→ Work instructions: Return the full material exactly.

------------------------------------------------

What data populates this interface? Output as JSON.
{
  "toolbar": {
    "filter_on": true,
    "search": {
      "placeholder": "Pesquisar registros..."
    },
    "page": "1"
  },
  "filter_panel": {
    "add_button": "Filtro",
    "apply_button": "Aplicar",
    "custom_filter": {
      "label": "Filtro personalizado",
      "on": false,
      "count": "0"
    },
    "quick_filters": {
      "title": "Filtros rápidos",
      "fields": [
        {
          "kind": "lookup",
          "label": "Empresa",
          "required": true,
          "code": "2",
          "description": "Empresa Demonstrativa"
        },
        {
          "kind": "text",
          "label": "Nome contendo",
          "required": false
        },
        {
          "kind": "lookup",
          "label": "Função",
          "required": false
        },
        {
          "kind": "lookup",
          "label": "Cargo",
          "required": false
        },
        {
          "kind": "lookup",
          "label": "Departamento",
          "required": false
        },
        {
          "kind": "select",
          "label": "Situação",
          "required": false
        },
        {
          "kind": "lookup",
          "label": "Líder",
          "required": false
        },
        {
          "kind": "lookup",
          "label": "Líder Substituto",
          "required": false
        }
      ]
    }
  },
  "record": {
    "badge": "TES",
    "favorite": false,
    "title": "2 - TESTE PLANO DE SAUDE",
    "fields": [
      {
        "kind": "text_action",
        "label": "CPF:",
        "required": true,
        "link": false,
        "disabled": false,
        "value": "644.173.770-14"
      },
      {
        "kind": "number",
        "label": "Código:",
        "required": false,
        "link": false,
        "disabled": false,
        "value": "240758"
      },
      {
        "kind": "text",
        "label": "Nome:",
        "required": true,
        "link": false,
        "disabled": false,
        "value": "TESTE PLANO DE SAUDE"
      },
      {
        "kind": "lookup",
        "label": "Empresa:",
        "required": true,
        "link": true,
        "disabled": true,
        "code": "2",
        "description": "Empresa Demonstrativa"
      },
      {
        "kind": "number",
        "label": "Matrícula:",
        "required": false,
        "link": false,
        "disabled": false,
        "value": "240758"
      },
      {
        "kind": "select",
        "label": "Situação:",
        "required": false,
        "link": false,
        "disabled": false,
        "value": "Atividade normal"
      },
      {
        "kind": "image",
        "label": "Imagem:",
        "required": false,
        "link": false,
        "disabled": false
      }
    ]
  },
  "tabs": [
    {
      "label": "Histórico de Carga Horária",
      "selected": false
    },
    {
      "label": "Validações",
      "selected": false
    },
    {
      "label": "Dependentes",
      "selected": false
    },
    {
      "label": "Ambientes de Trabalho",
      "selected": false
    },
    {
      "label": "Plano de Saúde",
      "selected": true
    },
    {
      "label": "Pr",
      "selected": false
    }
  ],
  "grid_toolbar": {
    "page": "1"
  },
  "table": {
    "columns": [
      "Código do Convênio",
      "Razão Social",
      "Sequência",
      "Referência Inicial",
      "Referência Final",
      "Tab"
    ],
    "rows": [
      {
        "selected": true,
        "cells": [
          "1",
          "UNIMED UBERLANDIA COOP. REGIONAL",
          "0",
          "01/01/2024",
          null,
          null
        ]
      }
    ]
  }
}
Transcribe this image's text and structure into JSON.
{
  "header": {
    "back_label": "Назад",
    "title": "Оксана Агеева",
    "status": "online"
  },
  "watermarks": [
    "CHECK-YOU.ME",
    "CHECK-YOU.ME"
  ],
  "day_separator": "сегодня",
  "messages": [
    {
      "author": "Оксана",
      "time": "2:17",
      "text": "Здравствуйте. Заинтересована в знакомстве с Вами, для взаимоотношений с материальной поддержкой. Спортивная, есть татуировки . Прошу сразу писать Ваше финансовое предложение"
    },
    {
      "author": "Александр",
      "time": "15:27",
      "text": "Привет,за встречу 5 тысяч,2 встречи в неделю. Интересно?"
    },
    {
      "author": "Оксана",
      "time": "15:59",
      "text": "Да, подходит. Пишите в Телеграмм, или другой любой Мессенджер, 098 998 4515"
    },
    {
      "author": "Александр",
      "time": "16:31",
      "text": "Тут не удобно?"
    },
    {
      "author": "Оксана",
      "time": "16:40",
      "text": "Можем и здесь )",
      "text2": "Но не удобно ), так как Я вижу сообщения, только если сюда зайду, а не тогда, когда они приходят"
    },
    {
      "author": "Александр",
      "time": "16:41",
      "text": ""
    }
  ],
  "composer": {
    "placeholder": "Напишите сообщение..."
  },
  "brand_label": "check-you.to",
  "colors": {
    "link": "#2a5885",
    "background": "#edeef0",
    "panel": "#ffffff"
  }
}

------------------------------------------------

→ The reply:
What data populates this interface? Output as JSON.
{
  "toolbar": {
    "filter_on": true,
    "search": {
      "placeholder": "Pesquisar registros..."
    },
    "page": "1"
  },
  "filter_panel": {
    "add_button": "Filtro",
    "apply_button": "Aplicar",
    "custom_filter": {
      "label": "Filtro personalizado",
      "on": false,
      "count": "0"
    },
    "quick_filters": {
      "title": "Filtros rápidos",
      "fields": [
        {
          "kind": "lookup",
          "label": "Empresa",
          "required": true,
          "code": "2",
          "description": "Empresa Demonstrativa"
        },
        {
          "kind": "text",
          "label": "Nome contendo",
          "required": false
        },
        {
          "kind": "lookup",
          "label": "Função",
          "required": false
        },
        {
          "kind": "lookup",
          "label": "Cargo",
          "required": false
        },
        {
          "kind": "lookup",
          "label": "Departamento",
          "required": false
        },
        {
          "kind": "select",
          "label": "Situação",
          "required": false
        },
        {
          "kind": "lookup",
          "label": "Líder",
          "required": false
        },
        {
          "kind": "lookup",
          "label": "Líder Substituto",
          "required": false
        }
      ]
    }
  },
  "record": {
    "badge": "TES",
    "favorite": false,
    "title": "2 - TESTE PLANO DE SAUDE",
    "fields": [
      {
        "kind": "text_action",
        "label": "CPF:",
        "required": true,
        "link": false,
        "disabled": false,
        "value": "644.173.770-14"
      },
      {
        "kind": "number",
        "label": "Código:",
        "required": false,
        "link": false,
        "disabled": false,
        "value": "240758"
      },
      {
        "kind": "text",
        "label": "Nome:",
        "required": true,
        "link": false,
        "disabled": false,
        "value": "TESTE PLANO DE SAUDE"
      },
      {
        "kind": "lookup",
        "label": "Empresa:",
        "required": true,
        "link": true,
        "disabled": true,
        "code": "2",
        "description": "Empresa Demonstrativa"
      },
      {
        "kind": "number",
        "label": "Matrícula:",
        "required": false,
        "link": false,
        "disabled": false,
        "value": "240758"
      },
      {
        "kind": "select",
        "label": "Situação:",
        "required": false,
        "link": false,
        "disabled": false,
        "value": "Atividade normal"
      },
      {
        "kind": "image",
        "label": "Imagem:",
        "required": false,
        "link": false,
        "disabled": false
      }
    ]
  },
  "tabs": [
    {
      "label": "Histórico de Carga Horária",
      "selected": false
    },
    {
      "label": "Validações",
      "selected": false
    },
    {
      "label": "Dependentes",
      "selected": false
    },
    {
      "label": "Ambientes de Trabalho",
      "selected": false
    },
    {
      "label": "Plano de Saúde",
      "selected": true
    },
    {
      "label": "Pr",
      "selected": false
    }
  ],
  "grid_toolbar": {
    "page": "1"
  },
  "table": {
    "columns": [
      "Código do Convênio",
      "Razão Social",
      "Sequência",
      "Referência Inicial",
      "Referência Final",
      "Tab"
    ],
    "rows": [
      {
        "selected": true,
        "cells": [
          "1",
          "UNIMED UBERLANDIA COOP. REGIONAL",
          "0",
          "01/01/2024",
          null,
          null
        ]
      }
    ]
  }
}
Transcribe this image's text and structure into JSON.
{
  "header": {
    "back_label": "Назад",
    "title": "Оксана Агеева",
    "status": "online"
  },
  "watermarks": [
    "CHECK-YOU.ME",
    "CHECK-YOU.ME"
  ],
  "day_separator": "сегодня",
  "messages": [
    {
      "author": "Оксана",
      "time": "2:17",
      "text": "Здравствуйте. Заинтересована в знакомстве с Вами, для взаимоотношений с материальной поддержкой. Спортивная, есть татуировки . Прошу сразу писать Ваше финансовое предложение"
    },
    {
      "author": "Александр",
      "time": "15:27",
      "text": "Привет,за встречу 5 тысяч,2 встречи в неделю. Интересно?"
    },
    {
      "author": "Оксана",
      "time": "15:59",
      "text": "Да, подходит. Пишите в Телеграмм, или другой любой Мессенджер, 098 998 4515"
    },
    {
      "author": "Александр",
      "time": "16:31",
      "text": "Тут не удобно?"
    },
    {
      "author": "Оксана",
      "time": "16:40",
      "text": "Можем и здесь )",
      "text2": "Но не удобно ), так как Я вижу сообщения, только если сюда зайду, а не тогда, когда они приходят"
    },
    {
      "author": "Александр",
      "time": "16:41",
      "text": ""
    }
  ],
  "composer": {
    "placeholder": "Напишите сообщение..."
  },
  "brand_label": "check-you.to",
  "colors": {
    "link": "#2a5885",
    "background": "#edeef0",
    "panel": "#ffffff"
  }
}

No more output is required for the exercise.